- _Goal_
Set out every line bearing the string "title".

══ Source records

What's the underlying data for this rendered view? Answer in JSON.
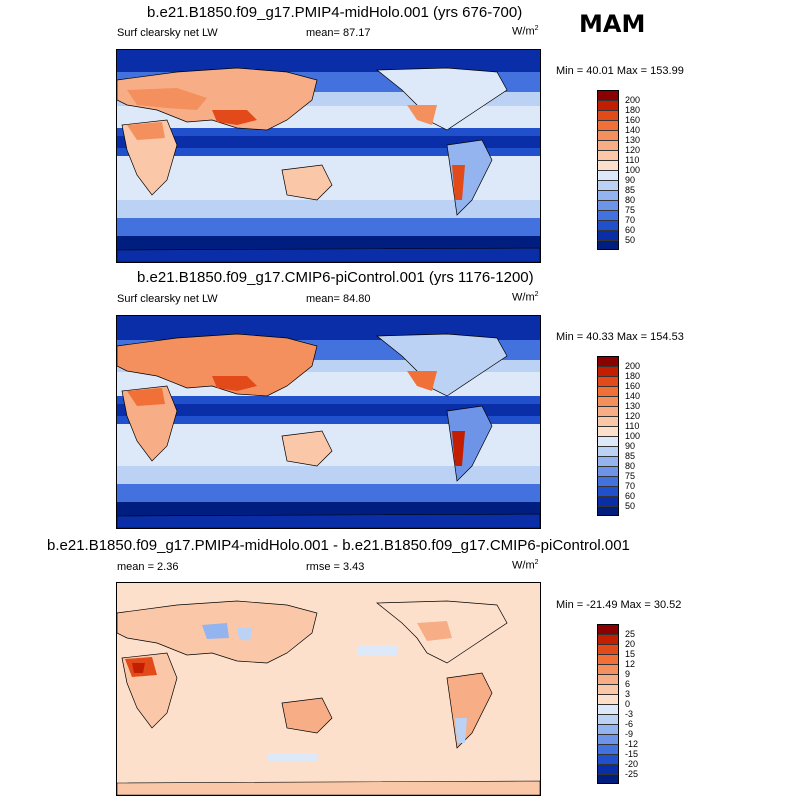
{
  "season": "MAM",
  "panels": [
    {
      "title": "b.e21.B1850.f09_g17.PMIP4-midHolo.001 (yrs 676-700)",
      "left_label": "Surf clearsky net LW",
      "mean_label": "mean=  87.17",
      "rmse_label": "",
      "units": "W/m",
      "units_sup": "2",
      "minmax": "Min =  40.01 Max = 153.99",
      "colorbar": {
        "labels": [
          "200",
          "180",
          "160",
          "140",
          "130",
          "120",
          "110",
          "100",
          "90",
          "85",
          "80",
          "75",
          "70",
          "60",
          "50"
        ],
        "colors": [
          "#8b0000",
          "#c41e00",
          "#e34a1a",
          "#f07038",
          "#f4905e",
          "#f7ad85",
          "#fac8a8",
          "#fde0cc",
          "#dde8f8",
          "#bcd2f4",
          "#93b4ee",
          "#6d94e6",
          "#4372de",
          "#2050cc",
          "#0a2ea8",
          "#001e80"
        ]
      }
    },
    {
      "title": "b.e21.B1850.f09_g17.CMIP6-piControl.001 (yrs 1176-1200)",
      "left_label": "Surf clearsky net LW",
      "mean_label": "mean=  84.80",
      "rmse_label": "",
      "units": "W/m",
      "units_sup": "2",
      "minmax": "Min =  40.33 Max = 154.53",
      "colorbar": {
        "labels": [
          "200",
          "180",
          "160",
          "140",
          "130",
          "120",
          "110",
          "100",
          "90",
          "85",
          "80",
          "75",
          "70",
          "60",
          "50"
        ],
        "colors": [
          "#8b0000",
          "#c41e00",
          "#e34a1a",
          "#f07038",
          "#f4905e",
          "#f7ad85",
          "#fac8a8",
          "#fde0cc",
          "#dde8f8",
          "#bcd2f4",
          "#93b4ee",
          "#6d94e6",
          "#4372de",
          "#2050cc",
          "#0a2ea8",
          "#001e80"
        ]
      }
    },
    {
      "title": "b.e21.B1850.f09_g17.PMIP4-midHolo.001 - b.e21.B1850.f09_g17.CMIP6-piControl.001",
      "left_label": "",
      "mean_label": "mean =   2.36",
      "rmse_label": "rmse =   3.43",
      "units": "W/m",
      "units_sup": "2",
      "minmax": "Min = -21.49 Max =  30.52",
      "colorbar": {
        "labels": [
          "25",
          "20",
          "15",
          "12",
          "9",
          "6",
          "3",
          "0",
          "-3",
          "-6",
          "-9",
          "-12",
          "-15",
          "-20",
          "-25"
        ],
        "colors": [
          "#8b0000",
          "#c41e00",
          "#e34a1a",
          "#f07038",
          "#f4905e",
          "#f7ad85",
          "#fac8a8",
          "#fde0cc",
          "#dde8f8",
          "#bcd2f4",
          "#93b4ee",
          "#6d94e6",
          "#4372de",
          "#2050cc",
          "#0a2ea8",
          "#001e80"
        ]
      }
    }
  ]
}
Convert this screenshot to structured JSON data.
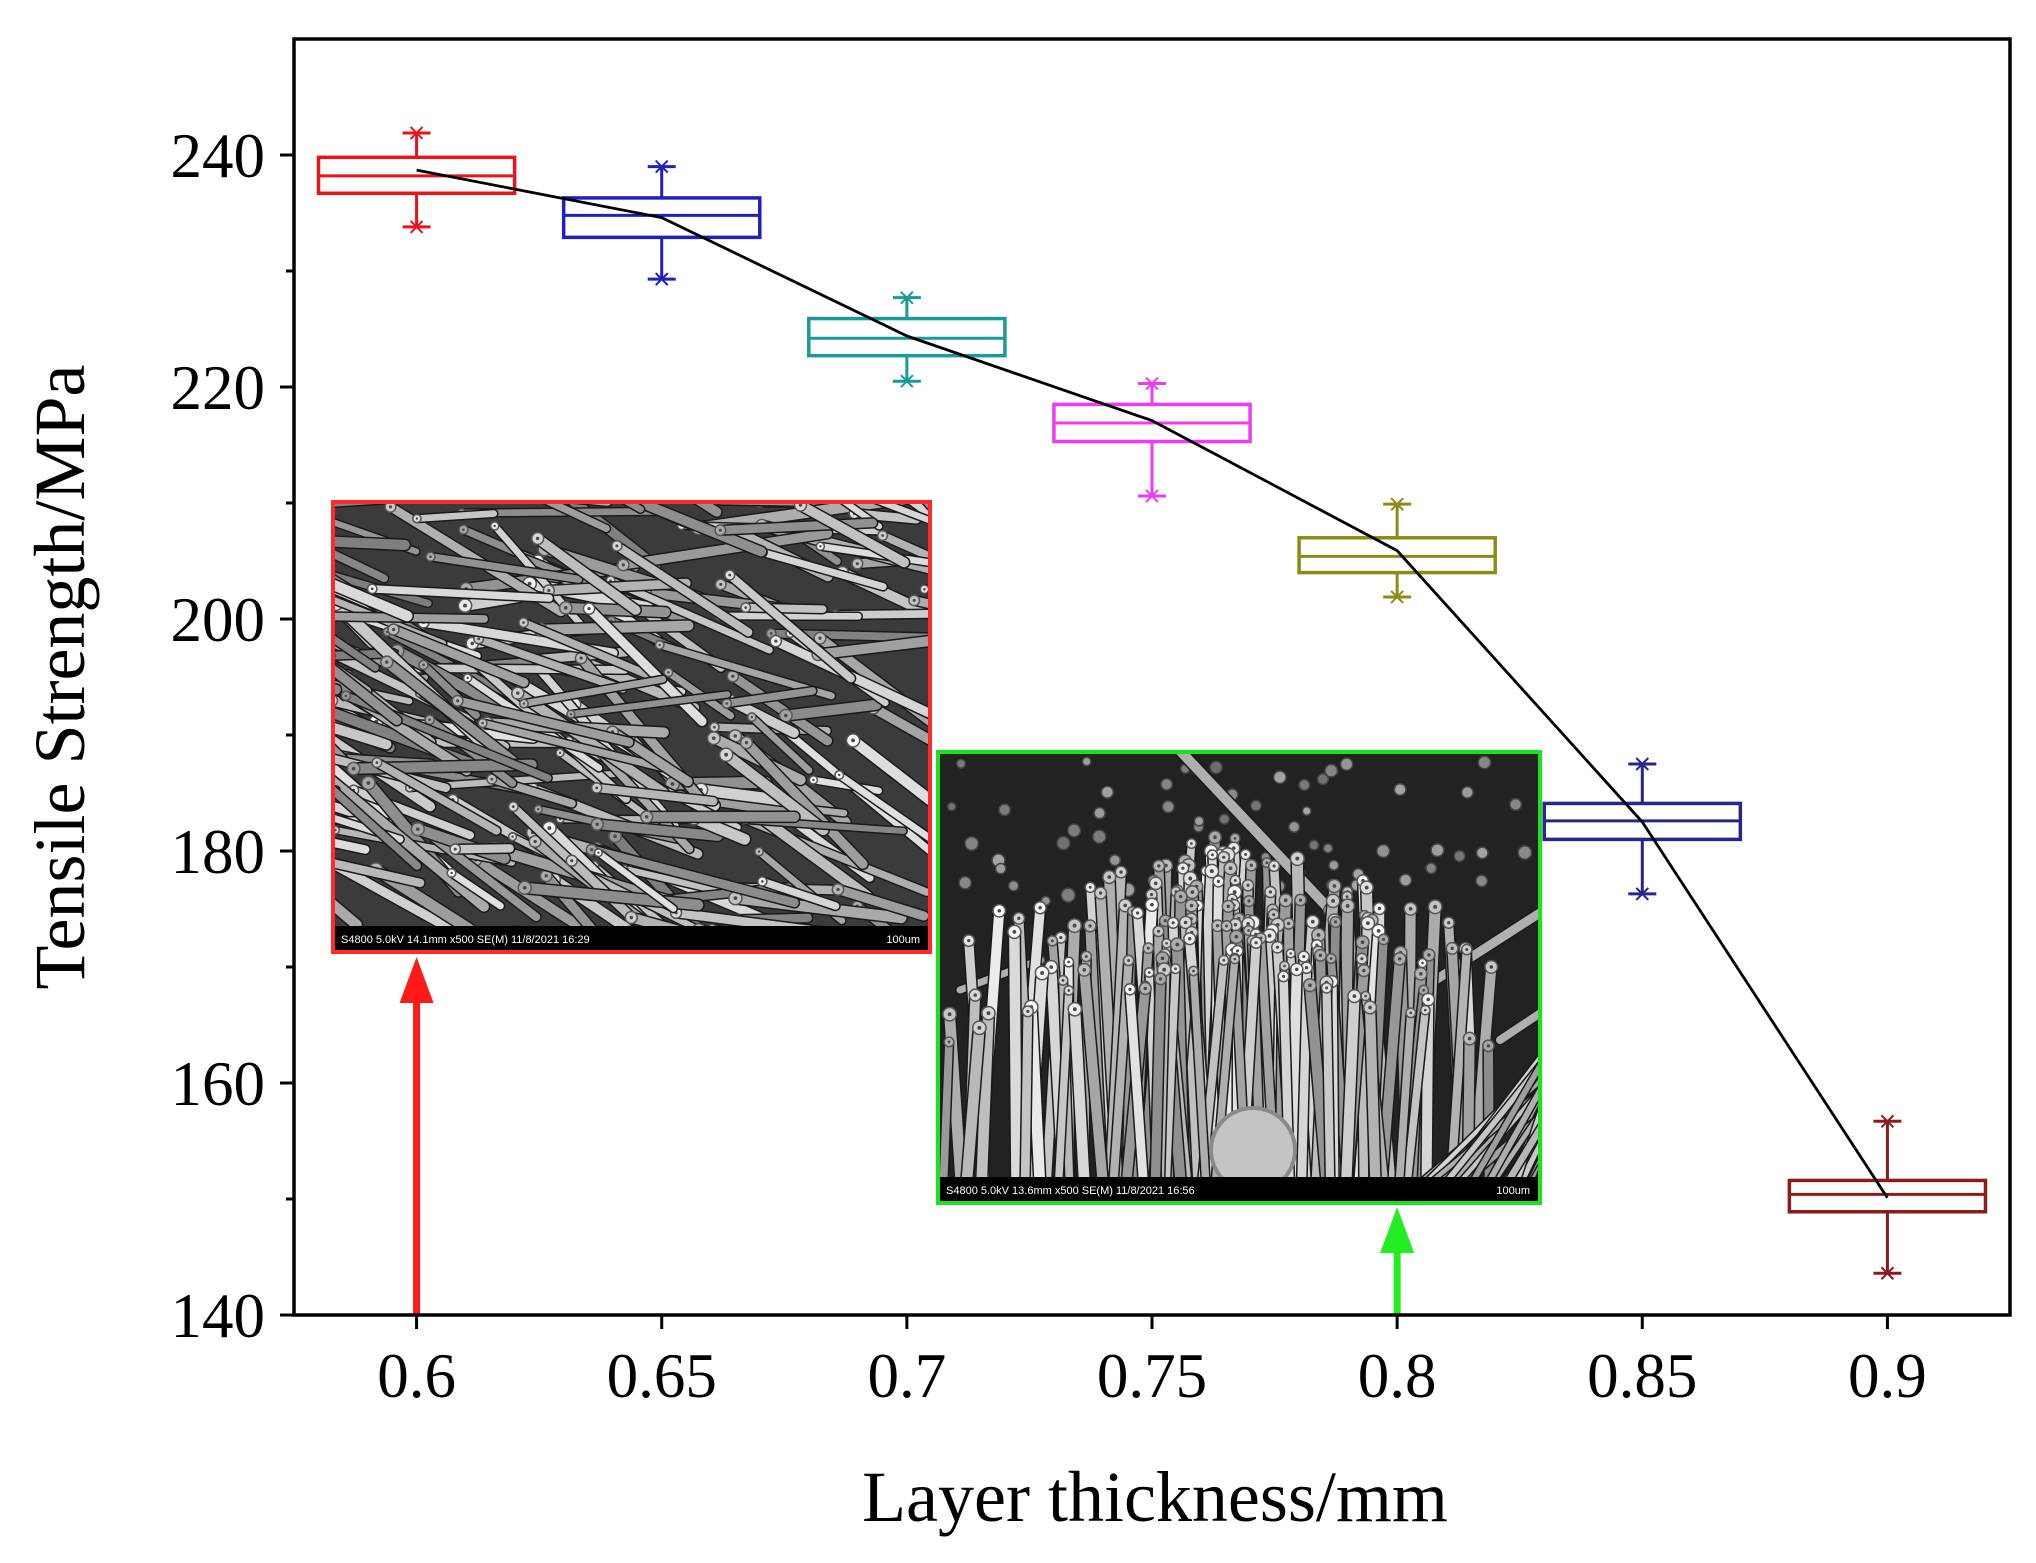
{
  "chart_data": {
    "type": "box",
    "title": "",
    "xlabel": "Layer thickness/mm",
    "ylabel": "Tensile Strength/MPa",
    "xlim": [
      0.575,
      0.925
    ],
    "ylim": [
      140,
      250
    ],
    "xticks": [
      0.6,
      0.65,
      0.7,
      0.75,
      0.8,
      0.85,
      0.9
    ],
    "xtick_labels": [
      "0.6",
      "0.65",
      "0.7",
      "0.75",
      "0.8",
      "0.85",
      "0.9"
    ],
    "yticks": [
      140,
      160,
      180,
      200,
      220,
      240
    ],
    "ytick_labels": [
      "140",
      "160",
      "180",
      "200",
      "220",
      "240"
    ],
    "y_minor_ticks": [
      150,
      170,
      190,
      210,
      230
    ],
    "grid": false,
    "boxes": [
      {
        "x": 0.6,
        "color": "#e8141c",
        "whisker_low": 233.8,
        "q1": 236.7,
        "median": 238.2,
        "q3": 239.8,
        "whisker_high": 241.9,
        "mean": 238.7
      },
      {
        "x": 0.65,
        "color": "#2020c0",
        "whisker_low": 229.3,
        "q1": 232.9,
        "median": 234.8,
        "q3": 236.3,
        "whisker_high": 239.0,
        "mean": 234.6
      },
      {
        "x": 0.7,
        "color": "#1a9a9a",
        "whisker_low": 220.5,
        "q1": 222.7,
        "median": 224.2,
        "q3": 225.9,
        "whisker_high": 227.7,
        "mean": 224.4
      },
      {
        "x": 0.75,
        "color": "#ee3cee",
        "whisker_low": 210.6,
        "q1": 215.3,
        "median": 216.9,
        "q3": 218.5,
        "whisker_high": 220.3,
        "mean": 217.1
      },
      {
        "x": 0.8,
        "color": "#8c8c14",
        "whisker_low": 201.9,
        "q1": 204.0,
        "median": 205.4,
        "q3": 207.0,
        "whisker_high": 209.9,
        "mean": 205.9
      },
      {
        "x": 0.85,
        "color": "#26268c",
        "whisker_low": 176.3,
        "q1": 181.0,
        "median": 182.6,
        "q3": 184.1,
        "whisker_high": 187.5,
        "mean": 182.5
      },
      {
        "x": 0.9,
        "color": "#8b1c1c",
        "whisker_low": 143.6,
        "q1": 148.9,
        "median": 150.4,
        "q3": 151.6,
        "whisker_high": 156.7,
        "mean": 150.1
      }
    ],
    "mean_line": {
      "color": "#000000",
      "x": [
        0.6,
        0.65,
        0.7,
        0.75,
        0.8,
        0.85,
        0.9
      ],
      "values": [
        238.7,
        234.6,
        224.4,
        217.1,
        205.9,
        182.5,
        150.1
      ]
    },
    "arrows": [
      {
        "x": 0.6,
        "color": "#ff1a1a"
      },
      {
        "x": 0.8,
        "color": "#22ee22"
      }
    ]
  },
  "insets": [
    {
      "border_color": "#ff2a2a",
      "info_text": "S4800 5.0kV 14.1mm x500 SE(M) 11/8/2021 16:29",
      "scale_text": "100um"
    },
    {
      "border_color": "#1ee01e",
      "info_text": "S4800 5.0kV 13.6mm x500 SE(M) 11/8/2021 16:56",
      "scale_text": "100um"
    }
  ]
}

════

- _Result of this exercise_
      "title": "b.e21.B1850.f09_g17.PMIP4-midHolo.001 (yrs 676-700)",
      "title": "b.e21.B1850.f09_g17.CMIP6-piControl.001 (yrs 1176-1200)",
      "title": "b.e21.B1850.f09_g17.PMIP4-midHolo.001 - b.e21.B1850.f09_g17.CMIP6-piControl.001",
    "title": "",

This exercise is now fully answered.